Raw records:
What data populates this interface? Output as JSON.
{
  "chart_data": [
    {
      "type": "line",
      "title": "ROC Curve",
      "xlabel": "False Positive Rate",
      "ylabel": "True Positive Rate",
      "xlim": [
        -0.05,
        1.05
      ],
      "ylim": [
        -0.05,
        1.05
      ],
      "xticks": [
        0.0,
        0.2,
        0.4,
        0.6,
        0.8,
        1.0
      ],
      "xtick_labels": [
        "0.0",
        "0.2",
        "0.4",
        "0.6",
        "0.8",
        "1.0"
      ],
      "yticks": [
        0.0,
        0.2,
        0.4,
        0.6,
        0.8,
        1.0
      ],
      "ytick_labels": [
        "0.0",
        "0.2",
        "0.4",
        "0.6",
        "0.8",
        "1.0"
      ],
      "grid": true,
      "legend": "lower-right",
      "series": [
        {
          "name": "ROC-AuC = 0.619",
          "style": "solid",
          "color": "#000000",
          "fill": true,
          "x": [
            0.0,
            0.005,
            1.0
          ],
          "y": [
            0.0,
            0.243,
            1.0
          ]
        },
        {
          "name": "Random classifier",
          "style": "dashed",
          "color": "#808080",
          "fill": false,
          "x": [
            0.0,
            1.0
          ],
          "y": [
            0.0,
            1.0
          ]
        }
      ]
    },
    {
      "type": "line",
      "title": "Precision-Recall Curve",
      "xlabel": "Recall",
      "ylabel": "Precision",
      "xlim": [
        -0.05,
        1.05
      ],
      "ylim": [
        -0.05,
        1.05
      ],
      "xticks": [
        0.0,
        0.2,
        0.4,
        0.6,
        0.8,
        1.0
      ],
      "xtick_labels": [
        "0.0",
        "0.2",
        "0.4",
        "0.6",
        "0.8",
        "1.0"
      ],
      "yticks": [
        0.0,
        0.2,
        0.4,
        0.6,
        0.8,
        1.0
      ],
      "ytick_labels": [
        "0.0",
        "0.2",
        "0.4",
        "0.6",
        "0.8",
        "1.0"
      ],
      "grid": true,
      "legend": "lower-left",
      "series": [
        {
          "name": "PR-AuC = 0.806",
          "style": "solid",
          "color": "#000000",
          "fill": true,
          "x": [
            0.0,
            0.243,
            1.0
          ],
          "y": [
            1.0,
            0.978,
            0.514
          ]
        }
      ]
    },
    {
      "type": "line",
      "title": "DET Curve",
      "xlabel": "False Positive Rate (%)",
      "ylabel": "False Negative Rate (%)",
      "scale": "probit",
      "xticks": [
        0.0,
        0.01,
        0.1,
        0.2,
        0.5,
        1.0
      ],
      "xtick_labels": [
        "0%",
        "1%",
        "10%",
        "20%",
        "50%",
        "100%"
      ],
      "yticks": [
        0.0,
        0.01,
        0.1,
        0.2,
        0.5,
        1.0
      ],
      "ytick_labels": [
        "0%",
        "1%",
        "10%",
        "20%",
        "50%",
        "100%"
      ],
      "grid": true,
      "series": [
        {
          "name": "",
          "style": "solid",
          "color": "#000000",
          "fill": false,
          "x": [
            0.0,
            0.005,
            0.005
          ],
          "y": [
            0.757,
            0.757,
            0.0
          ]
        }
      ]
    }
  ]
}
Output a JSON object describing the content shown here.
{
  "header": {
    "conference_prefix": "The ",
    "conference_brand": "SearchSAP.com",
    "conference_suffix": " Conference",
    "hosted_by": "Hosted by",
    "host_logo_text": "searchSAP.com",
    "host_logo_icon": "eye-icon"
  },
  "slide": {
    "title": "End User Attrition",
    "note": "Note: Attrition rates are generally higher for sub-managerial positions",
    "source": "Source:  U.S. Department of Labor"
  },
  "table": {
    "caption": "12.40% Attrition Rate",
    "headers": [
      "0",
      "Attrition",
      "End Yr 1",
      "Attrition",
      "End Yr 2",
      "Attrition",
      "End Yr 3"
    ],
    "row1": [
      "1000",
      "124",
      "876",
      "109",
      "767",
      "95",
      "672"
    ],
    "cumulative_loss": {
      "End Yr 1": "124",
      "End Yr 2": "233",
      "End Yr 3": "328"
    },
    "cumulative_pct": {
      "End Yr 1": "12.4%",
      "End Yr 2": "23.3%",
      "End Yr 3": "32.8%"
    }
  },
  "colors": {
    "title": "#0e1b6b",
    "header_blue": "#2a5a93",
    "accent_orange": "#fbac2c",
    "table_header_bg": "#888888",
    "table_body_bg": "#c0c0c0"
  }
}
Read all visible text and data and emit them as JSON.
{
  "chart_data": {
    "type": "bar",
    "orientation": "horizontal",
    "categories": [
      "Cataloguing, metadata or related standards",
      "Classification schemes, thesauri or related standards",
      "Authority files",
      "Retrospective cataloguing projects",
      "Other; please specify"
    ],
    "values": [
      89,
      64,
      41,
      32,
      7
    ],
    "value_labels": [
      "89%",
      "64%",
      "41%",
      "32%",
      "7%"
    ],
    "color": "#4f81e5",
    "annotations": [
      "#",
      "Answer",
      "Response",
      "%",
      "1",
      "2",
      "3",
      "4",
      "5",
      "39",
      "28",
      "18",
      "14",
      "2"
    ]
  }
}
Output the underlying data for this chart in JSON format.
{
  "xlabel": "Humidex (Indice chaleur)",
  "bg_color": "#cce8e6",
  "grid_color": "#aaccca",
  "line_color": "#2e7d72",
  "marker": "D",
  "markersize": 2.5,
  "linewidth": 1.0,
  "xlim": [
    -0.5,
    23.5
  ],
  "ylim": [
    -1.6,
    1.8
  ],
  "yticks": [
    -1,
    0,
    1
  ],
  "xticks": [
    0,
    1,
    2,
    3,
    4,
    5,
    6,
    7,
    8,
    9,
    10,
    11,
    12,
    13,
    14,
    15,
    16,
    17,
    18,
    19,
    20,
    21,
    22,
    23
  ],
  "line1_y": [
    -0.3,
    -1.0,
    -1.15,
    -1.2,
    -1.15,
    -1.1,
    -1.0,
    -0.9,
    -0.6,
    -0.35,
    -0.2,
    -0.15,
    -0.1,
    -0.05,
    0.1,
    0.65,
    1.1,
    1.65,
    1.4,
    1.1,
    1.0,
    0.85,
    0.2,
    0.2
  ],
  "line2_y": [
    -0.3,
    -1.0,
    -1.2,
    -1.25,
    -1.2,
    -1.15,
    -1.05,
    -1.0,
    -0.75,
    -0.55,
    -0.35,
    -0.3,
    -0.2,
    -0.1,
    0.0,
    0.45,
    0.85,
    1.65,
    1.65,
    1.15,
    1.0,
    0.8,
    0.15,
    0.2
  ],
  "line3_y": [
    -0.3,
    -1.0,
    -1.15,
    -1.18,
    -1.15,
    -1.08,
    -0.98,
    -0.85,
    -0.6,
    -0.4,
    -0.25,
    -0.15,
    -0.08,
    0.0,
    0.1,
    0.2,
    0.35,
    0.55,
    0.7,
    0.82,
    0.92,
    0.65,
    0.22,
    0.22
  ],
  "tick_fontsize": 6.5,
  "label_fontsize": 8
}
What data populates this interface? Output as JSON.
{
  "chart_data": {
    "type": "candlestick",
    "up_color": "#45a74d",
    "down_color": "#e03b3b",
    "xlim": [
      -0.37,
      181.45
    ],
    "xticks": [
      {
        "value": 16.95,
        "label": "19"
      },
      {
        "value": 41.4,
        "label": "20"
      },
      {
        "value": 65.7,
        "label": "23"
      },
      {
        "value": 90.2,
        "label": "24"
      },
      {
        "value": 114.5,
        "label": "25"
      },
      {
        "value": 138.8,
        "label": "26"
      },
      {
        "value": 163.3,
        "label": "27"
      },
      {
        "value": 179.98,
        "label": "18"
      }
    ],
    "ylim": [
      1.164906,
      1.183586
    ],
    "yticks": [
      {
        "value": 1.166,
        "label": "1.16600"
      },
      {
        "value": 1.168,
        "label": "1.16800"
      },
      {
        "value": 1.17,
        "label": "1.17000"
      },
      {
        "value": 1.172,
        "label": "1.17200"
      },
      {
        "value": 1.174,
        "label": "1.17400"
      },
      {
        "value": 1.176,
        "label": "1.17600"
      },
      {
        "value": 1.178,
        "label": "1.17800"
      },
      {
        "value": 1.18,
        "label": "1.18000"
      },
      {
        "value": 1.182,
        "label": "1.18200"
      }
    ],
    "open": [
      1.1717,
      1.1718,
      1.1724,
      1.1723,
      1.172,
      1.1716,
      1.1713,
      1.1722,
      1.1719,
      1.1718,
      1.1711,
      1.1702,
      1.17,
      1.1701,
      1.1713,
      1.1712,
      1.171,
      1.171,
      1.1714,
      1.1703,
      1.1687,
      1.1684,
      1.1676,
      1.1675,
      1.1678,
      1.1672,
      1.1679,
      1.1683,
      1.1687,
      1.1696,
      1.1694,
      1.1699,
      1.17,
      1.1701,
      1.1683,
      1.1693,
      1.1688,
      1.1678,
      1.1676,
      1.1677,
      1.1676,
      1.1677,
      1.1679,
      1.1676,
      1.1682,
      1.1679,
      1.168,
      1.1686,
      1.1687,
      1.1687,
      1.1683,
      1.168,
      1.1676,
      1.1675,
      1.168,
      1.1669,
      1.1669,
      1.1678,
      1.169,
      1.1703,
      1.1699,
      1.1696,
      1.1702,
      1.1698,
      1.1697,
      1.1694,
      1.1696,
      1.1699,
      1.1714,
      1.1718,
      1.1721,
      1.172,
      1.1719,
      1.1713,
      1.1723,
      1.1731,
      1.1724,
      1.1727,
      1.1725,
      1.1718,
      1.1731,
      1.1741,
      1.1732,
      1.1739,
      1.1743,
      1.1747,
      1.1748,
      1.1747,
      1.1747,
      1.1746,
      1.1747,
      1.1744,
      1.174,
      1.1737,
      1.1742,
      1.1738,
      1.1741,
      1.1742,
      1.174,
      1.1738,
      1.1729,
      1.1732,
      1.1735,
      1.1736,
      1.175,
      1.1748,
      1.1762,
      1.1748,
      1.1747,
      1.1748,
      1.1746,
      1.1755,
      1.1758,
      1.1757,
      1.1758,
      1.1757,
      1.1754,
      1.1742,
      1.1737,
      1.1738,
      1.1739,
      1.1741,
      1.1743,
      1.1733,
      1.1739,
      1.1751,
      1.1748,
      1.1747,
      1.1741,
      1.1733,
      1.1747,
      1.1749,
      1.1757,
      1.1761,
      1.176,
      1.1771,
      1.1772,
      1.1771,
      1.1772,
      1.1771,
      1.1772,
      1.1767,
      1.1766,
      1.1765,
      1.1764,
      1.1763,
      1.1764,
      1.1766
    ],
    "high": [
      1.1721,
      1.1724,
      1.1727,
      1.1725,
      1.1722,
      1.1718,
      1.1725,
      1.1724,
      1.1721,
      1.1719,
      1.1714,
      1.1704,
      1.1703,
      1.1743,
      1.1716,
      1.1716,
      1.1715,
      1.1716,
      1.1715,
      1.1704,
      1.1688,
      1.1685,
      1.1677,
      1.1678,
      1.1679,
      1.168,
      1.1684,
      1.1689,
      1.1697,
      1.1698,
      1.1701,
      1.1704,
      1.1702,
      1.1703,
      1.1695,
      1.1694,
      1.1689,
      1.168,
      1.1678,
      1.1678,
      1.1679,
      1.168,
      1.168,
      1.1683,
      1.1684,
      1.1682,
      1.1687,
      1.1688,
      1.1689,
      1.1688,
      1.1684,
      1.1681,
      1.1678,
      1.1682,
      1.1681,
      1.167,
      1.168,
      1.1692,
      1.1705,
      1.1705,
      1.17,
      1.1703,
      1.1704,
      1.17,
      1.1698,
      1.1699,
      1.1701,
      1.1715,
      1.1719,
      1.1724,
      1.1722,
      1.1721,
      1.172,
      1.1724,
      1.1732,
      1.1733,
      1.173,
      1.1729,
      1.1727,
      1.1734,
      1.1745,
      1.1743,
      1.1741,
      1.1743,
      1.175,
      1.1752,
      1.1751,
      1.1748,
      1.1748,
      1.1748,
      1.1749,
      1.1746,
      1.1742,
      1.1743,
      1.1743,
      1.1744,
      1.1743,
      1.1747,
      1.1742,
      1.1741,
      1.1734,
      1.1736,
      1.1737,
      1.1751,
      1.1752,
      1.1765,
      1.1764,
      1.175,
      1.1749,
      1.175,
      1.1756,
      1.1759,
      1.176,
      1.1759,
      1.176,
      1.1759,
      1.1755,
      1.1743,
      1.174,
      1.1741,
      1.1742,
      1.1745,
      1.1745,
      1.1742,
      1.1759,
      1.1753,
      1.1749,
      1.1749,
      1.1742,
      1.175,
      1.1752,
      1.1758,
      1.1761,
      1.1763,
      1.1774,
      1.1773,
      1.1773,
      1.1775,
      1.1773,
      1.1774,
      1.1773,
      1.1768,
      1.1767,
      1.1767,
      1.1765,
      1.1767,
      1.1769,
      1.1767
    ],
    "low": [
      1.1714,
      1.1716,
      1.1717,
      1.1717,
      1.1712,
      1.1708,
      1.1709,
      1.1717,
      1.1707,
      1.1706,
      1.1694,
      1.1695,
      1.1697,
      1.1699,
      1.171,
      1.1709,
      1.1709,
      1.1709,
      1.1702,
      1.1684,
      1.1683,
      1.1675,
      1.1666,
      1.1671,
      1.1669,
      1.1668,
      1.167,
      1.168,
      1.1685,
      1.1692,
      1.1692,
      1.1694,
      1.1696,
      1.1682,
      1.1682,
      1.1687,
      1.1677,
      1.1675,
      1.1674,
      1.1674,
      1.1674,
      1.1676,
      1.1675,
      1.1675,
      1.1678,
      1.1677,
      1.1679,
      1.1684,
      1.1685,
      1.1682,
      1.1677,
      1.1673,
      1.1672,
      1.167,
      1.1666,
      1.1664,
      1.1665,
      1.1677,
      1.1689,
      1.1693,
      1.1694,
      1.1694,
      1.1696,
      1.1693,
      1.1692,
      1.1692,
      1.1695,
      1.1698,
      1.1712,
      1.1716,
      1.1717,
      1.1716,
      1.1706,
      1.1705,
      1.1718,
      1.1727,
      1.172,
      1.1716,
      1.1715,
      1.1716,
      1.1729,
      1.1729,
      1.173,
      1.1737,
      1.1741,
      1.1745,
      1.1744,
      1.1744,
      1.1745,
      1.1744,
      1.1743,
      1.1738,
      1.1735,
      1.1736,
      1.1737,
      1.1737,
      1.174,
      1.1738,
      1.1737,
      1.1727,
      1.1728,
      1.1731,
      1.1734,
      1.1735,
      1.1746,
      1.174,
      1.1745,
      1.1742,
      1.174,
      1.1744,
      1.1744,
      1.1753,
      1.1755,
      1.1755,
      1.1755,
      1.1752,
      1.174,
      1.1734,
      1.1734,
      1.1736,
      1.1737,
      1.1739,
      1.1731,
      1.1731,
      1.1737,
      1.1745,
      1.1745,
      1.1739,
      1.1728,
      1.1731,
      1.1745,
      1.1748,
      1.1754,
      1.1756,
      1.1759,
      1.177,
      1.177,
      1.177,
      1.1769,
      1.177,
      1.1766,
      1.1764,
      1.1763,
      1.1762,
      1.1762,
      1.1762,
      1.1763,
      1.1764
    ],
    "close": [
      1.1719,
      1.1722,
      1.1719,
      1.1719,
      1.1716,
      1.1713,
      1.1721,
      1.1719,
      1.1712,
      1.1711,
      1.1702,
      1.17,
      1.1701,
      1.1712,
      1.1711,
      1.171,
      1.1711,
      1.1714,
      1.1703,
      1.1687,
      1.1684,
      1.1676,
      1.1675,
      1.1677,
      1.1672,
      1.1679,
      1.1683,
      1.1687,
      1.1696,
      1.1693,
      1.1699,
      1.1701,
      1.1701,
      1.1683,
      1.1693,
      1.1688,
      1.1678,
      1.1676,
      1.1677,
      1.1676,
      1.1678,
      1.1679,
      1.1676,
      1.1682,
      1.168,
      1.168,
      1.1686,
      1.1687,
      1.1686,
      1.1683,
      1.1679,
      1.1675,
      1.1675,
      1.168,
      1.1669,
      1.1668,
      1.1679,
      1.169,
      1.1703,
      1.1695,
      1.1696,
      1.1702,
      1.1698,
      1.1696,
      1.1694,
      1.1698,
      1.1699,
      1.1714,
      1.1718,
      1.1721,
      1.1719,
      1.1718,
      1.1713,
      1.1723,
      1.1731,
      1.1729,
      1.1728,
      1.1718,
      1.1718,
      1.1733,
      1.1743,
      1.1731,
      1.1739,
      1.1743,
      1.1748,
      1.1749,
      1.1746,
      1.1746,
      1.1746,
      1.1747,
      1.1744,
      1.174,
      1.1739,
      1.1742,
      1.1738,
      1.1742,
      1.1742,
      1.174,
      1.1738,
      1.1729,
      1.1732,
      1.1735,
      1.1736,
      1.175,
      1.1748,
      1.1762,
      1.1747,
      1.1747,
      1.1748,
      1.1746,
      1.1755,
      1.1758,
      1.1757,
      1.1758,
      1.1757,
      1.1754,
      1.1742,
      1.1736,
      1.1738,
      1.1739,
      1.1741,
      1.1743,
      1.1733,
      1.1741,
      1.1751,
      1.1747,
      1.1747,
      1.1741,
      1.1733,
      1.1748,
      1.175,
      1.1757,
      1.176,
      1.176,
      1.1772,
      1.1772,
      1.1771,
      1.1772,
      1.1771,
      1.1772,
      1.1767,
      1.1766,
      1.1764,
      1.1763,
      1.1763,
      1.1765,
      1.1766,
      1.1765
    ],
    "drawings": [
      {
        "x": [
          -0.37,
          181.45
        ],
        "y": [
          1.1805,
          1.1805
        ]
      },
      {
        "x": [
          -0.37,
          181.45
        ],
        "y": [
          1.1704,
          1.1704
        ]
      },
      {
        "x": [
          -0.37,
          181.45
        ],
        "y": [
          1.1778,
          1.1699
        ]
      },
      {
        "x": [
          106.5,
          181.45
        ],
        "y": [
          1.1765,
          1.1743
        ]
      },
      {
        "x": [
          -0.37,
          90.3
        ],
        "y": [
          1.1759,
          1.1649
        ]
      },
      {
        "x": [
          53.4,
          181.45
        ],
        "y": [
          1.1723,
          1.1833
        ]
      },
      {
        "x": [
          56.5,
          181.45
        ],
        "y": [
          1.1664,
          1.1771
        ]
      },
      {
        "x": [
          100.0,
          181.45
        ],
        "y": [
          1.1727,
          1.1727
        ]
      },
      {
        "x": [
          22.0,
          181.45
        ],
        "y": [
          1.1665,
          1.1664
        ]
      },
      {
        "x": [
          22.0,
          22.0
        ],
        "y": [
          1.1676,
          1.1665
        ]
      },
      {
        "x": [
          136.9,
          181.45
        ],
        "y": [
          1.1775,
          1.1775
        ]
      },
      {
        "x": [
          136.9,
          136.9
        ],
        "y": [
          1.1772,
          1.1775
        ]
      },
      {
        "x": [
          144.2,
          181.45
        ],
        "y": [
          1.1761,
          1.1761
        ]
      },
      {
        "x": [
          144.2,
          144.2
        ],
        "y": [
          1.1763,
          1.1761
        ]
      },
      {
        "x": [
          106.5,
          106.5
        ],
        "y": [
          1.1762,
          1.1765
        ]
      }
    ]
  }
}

§ Problem statement
Every line of the listing that holds "name" should be found and copied.

§ Answer
          "name": "ROC-AuC = 0.619",
          "name": "Random classifier",
          "name": "PR-AuC = 0.806",
          "name": "",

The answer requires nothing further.